▶ [To do]
Reproduce every entry exactly and leave its pictures out.

======== Dataset entries

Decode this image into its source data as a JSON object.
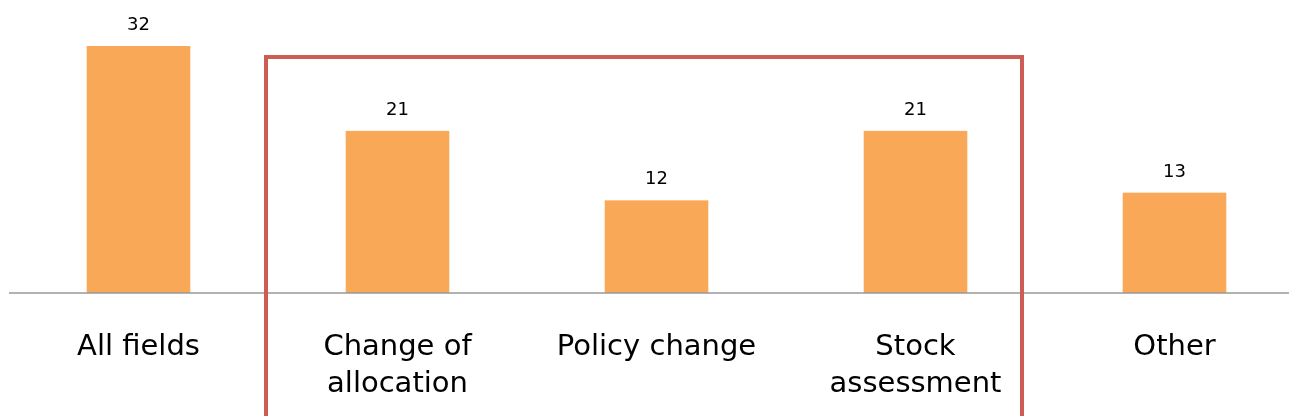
{
  "chart_data": {
    "type": "bar",
    "categories": [
      "All fields",
      "Change of allocation",
      "Policy change",
      "Stock assessment",
      "Other"
    ],
    "values": [
      32,
      21,
      12,
      21,
      13
    ],
    "color": "#f9a857",
    "data_labels": true
  }
}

================

▶ [Task solution]
Decode this image into its source data as a JSON object.
{
  "chart_data": {
    "type": "bar",
    "categories": [
      "All fields",
      "Change of allocation",
      "Policy change",
      "Stock assessment",
      "Other"
    ],
    "values": [
      32,
      21,
      12,
      21,
      13
    ],
    "color": "#f9a857",
    "data_labels": true
  }
}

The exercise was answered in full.